▶ [WHAT TO DO] Output the line containing "Read out every word on this page." and all subsequent lines of the listing below, copied exactly, with no other lines.

Saved entries
^^^^

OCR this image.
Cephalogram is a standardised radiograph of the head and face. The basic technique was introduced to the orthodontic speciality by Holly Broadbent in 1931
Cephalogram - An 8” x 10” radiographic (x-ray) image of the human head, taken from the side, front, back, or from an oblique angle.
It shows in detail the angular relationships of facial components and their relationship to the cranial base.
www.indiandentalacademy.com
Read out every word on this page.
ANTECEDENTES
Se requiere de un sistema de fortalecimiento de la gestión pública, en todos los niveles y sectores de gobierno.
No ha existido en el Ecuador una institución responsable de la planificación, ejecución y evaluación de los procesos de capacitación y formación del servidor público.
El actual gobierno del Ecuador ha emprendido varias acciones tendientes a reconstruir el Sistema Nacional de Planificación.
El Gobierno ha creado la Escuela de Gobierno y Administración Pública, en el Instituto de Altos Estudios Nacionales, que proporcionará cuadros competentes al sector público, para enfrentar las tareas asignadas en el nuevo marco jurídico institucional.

^^^^

▶ [RESPONSE TO THIS EXERCISE]
Read out every word on this page.
ANTECEDENTES
Se requiere de un sistema de fortalecimiento de la gestión pública, en todos los niveles y sectores de gobierno.
No ha existido en el Ecuador una institución responsable de la planificación, ejecución y evaluación de los procesos de capacitación y formación del servidor público.
El actual gobierno del Ecuador ha emprendido varias acciones tendientes a reconstruir el Sistema Nacional de Planificación.
El Gobierno ha creado la Escuela de Gobierno y Administración Pública, en el Instituto de Altos Estudios Nacionales, que proporcionará cuadros competentes al sector público, para enfrentar las tareas asignadas en el nuevo marco jurídico institucional.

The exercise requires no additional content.